▸ **Dataset entries**:
--*--
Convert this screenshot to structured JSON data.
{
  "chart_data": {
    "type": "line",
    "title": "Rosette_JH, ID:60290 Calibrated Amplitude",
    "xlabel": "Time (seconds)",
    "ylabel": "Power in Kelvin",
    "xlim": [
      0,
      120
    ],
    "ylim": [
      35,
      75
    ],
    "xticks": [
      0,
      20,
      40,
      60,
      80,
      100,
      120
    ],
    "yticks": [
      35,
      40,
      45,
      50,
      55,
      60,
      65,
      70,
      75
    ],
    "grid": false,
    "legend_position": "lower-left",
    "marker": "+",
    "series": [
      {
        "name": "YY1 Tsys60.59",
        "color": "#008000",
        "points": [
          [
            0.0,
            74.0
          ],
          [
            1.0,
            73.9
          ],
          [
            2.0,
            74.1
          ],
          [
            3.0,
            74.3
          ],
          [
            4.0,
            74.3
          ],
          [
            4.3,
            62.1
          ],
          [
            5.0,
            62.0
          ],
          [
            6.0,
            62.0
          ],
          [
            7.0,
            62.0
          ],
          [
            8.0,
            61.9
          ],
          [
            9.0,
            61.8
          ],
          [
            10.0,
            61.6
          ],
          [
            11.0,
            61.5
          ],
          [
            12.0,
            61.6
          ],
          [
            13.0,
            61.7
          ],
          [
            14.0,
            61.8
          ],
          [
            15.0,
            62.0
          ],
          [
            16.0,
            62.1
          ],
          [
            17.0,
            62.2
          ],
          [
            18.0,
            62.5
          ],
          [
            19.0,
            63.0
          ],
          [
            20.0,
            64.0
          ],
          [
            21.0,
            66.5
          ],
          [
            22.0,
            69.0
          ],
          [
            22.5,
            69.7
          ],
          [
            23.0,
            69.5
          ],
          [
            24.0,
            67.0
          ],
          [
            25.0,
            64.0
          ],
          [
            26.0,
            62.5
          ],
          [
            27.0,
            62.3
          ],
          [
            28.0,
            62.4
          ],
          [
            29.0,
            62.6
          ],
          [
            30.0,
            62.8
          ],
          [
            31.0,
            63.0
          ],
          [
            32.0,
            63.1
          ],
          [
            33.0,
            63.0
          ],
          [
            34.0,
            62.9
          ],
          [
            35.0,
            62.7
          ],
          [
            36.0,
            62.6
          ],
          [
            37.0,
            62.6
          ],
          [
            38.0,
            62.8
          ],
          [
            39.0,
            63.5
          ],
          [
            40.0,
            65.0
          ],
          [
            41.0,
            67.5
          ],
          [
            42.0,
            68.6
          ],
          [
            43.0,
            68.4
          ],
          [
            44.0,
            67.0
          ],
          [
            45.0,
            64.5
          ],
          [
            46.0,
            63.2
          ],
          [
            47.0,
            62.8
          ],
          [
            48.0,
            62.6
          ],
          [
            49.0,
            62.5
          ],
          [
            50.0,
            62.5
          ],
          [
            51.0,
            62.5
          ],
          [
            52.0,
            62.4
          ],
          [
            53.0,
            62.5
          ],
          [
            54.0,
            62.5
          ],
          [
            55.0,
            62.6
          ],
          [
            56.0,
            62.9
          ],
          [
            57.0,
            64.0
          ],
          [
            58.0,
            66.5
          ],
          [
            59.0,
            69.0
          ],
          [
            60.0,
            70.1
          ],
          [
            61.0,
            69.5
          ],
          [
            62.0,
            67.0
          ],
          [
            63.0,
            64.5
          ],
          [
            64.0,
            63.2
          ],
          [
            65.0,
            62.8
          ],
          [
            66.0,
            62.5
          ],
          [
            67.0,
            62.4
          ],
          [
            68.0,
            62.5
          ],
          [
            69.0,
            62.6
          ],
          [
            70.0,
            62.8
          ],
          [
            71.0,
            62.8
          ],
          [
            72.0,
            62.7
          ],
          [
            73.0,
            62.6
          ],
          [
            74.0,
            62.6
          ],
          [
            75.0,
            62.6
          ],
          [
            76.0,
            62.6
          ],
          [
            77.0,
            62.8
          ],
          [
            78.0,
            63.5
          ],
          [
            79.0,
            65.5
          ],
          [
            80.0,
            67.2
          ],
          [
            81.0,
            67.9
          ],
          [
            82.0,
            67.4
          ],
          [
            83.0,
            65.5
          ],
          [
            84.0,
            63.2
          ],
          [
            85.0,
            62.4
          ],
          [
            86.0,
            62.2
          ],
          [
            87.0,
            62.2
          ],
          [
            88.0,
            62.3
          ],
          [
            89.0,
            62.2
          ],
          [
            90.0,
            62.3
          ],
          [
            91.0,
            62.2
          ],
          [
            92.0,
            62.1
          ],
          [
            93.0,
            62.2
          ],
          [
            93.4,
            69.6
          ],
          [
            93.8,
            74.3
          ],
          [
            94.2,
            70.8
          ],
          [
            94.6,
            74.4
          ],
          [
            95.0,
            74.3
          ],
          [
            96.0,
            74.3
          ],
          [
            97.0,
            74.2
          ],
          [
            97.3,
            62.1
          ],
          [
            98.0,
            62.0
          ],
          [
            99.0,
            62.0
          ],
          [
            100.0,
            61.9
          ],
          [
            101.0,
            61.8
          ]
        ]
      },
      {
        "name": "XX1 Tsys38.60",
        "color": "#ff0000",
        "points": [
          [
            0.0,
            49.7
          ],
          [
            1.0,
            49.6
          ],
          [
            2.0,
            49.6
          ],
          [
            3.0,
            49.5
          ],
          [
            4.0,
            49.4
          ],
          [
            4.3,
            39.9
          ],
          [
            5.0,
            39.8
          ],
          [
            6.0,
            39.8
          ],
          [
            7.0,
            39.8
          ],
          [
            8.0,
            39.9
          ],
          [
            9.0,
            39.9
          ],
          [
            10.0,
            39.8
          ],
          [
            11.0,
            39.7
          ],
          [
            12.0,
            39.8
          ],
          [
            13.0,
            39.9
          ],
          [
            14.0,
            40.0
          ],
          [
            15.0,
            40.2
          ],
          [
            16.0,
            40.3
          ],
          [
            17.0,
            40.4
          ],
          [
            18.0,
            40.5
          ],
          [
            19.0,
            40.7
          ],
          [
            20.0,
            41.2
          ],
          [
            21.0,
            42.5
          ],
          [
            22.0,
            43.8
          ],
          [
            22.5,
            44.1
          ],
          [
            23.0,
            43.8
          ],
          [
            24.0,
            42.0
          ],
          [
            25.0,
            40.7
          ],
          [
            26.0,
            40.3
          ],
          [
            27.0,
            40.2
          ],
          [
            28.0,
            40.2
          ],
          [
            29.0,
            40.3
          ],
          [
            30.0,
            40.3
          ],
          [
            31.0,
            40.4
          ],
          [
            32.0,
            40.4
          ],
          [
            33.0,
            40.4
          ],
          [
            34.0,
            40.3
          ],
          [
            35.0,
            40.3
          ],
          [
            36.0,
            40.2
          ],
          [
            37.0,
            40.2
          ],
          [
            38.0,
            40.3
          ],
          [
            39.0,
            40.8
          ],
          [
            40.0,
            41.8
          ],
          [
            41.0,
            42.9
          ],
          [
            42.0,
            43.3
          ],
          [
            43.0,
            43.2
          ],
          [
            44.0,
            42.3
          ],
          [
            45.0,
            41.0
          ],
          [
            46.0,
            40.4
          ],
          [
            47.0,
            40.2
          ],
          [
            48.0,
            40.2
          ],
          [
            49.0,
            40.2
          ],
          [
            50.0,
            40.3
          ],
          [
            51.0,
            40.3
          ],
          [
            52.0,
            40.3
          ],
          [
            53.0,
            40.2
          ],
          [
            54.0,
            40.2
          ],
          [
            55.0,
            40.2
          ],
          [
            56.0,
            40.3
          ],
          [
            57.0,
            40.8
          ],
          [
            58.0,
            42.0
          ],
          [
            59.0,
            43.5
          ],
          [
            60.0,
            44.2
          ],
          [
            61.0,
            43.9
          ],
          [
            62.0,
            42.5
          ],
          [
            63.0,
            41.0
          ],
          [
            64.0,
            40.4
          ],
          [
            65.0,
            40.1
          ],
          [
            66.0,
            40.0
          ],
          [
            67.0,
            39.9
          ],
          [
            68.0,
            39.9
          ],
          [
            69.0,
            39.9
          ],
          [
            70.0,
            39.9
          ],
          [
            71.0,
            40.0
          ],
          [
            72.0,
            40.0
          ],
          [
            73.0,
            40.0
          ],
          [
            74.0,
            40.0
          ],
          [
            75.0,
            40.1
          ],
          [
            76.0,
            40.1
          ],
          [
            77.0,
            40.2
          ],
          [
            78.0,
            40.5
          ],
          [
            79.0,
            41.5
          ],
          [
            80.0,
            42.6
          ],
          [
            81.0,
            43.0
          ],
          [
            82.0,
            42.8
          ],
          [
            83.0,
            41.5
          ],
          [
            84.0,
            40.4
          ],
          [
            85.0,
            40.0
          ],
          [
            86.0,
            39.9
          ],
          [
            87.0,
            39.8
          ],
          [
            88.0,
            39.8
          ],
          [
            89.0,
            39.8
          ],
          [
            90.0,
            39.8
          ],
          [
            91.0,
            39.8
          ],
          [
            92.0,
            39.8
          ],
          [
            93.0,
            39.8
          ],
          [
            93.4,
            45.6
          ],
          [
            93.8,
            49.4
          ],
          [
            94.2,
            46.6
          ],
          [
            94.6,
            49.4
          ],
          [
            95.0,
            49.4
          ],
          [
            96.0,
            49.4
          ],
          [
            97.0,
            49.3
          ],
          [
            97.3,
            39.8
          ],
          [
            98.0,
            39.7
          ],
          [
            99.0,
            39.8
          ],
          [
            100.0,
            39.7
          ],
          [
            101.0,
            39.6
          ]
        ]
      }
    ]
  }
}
--*--
▸ **Problem details**: Find the lines containing "name" and pull them out.

▸ **Result below**:
        "name": "YY1 Tsys60.59",
        "name": "XX1 Tsys38.60",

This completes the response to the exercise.